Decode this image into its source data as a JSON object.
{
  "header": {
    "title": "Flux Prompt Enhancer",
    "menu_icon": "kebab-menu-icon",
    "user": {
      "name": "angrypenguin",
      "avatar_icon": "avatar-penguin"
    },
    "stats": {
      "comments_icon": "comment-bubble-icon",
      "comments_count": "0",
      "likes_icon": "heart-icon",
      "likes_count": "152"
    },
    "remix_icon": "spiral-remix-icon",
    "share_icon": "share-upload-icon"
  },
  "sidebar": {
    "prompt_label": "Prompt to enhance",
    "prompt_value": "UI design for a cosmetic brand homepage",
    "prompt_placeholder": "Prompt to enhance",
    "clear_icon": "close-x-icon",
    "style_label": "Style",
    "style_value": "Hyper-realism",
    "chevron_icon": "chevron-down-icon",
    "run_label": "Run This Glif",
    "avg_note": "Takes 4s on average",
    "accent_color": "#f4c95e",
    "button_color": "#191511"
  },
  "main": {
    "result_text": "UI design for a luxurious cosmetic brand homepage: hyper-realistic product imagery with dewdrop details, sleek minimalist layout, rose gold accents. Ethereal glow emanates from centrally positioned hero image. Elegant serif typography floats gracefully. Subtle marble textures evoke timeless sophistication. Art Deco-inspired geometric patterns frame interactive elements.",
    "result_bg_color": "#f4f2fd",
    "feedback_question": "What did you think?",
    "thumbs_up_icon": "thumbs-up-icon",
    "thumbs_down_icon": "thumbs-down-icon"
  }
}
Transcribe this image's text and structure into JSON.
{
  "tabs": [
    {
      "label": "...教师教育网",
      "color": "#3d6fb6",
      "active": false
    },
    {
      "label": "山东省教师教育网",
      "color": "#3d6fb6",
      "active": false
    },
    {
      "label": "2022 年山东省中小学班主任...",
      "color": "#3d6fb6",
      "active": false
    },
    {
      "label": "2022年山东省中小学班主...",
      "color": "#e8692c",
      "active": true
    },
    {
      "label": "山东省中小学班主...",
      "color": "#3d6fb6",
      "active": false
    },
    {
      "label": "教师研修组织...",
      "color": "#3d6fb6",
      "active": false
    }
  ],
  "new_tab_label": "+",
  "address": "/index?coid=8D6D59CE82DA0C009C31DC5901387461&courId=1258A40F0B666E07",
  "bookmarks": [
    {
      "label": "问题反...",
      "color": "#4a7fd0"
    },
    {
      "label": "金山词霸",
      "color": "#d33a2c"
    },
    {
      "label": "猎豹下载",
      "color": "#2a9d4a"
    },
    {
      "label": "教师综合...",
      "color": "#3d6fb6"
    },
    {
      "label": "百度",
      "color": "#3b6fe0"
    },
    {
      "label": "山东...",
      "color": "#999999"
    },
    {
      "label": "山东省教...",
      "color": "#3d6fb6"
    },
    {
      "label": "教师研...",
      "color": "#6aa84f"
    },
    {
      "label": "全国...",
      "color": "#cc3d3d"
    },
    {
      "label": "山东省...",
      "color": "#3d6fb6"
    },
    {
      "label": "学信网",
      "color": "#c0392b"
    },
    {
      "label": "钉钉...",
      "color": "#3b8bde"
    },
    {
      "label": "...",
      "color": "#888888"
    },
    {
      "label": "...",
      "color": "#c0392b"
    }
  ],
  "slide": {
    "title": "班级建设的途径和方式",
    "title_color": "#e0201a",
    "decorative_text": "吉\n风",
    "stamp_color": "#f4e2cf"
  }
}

———

Task requirements:
Hand back the material above in full, exactly as written.

Answer below:
Decode this image into its source data as a JSON object.
{
  "header": {
    "title": "Flux Prompt Enhancer",
    "menu_icon": "kebab-menu-icon",
    "user": {
      "name": "angrypenguin",
      "avatar_icon": "avatar-penguin"
    },
    "stats": {
      "comments_icon": "comment-bubble-icon",
      "comments_count": "0",
      "likes_icon": "heart-icon",
      "likes_count": "152"
    },
    "remix_icon": "spiral-remix-icon",
    "share_icon": "share-upload-icon"
  },
  "sidebar": {
    "prompt_label": "Prompt to enhance",
    "prompt_value": "UI design for a cosmetic brand homepage",
    "prompt_placeholder": "Prompt to enhance",
    "clear_icon": "close-x-icon",
    "style_label": "Style",
    "style_value": "Hyper-realism",
    "chevron_icon": "chevron-down-icon",
    "run_label": "Run This Glif",
    "avg_note": "Takes 4s on average",
    "accent_color": "#f4c95e",
    "button_color": "#191511"
  },
  "main": {
    "result_text": "UI design for a luxurious cosmetic brand homepage: hyper-realistic product imagery with dewdrop details, sleek minimalist layout, rose gold accents. Ethereal glow emanates from centrally positioned hero image. Elegant serif typography floats gracefully. Subtle marble textures evoke timeless sophistication. Art Deco-inspired geometric patterns frame interactive elements.",
    "result_bg_color": "#f4f2fd",
    "feedback_question": "What did you think?",
    "thumbs_up_icon": "thumbs-up-icon",
    "thumbs_down_icon": "thumbs-down-icon"
  }
}
Transcribe this image's text and structure into JSON.
{
  "tabs": [
    {
      "label": "...教师教育网",
      "color": "#3d6fb6",
      "active": false
    },
    {
      "label": "山东省教师教育网",
      "color": "#3d6fb6",
      "active": false
    },
    {
      "label": "2022 年山东省中小学班主任...",
      "color": "#3d6fb6",
      "active": false
    },
    {
      "label": "2022年山东省中小学班主...",
      "color": "#e8692c",
      "active": true
    },
    {
      "label": "山东省中小学班主...",
      "color": "#3d6fb6",
      "active": false
    },
    {
      "label": "教师研修组织...",
      "color": "#3d6fb6",
      "active": false
    }
  ],
  "new_tab_label": "+",
  "address": "/index?coid=8D6D59CE82DA0C009C31DC5901387461&courId=1258A40F0B666E07",
  "bookmarks": [
    {
      "label": "问题反...",
      "color": "#4a7fd0"
    },
    {
      "label": "金山词霸",
      "color": "#d33a2c"
    },
    {
      "label": "猎豹下载",
      "color": "#2a9d4a"
    },
    {
      "label": "教师综合...",
      "color": "#3d6fb6"
    },
    {
      "label": "百度",
      "color": "#3b6fe0"
    },
    {
      "label": "山东...",
      "color": "#999999"
    },
    {
      "label": "山东省教...",
      "color": "#3d6fb6"
    },
    {
      "label": "教师研...",
      "color": "#6aa84f"
    },
    {
      "label": "全国...",
      "color": "#cc3d3d"
    },
    {
      "label": "山东省...",
      "color": "#3d6fb6"
    },
    {
      "label": "学信网",
      "color": "#c0392b"
    },
    {
      "label": "钉钉...",
      "color": "#3b8bde"
    },
    {
      "label": "...",
      "color": "#888888"
    },
    {
      "label": "...",
      "color": "#c0392b"
    }
  ],
  "slide": {
    "title": "班级建设的途径和方式",
    "title_color": "#e0201a",
    "decorative_text": "吉\n风",
    "stamp_color": "#f4e2cf"
  }
}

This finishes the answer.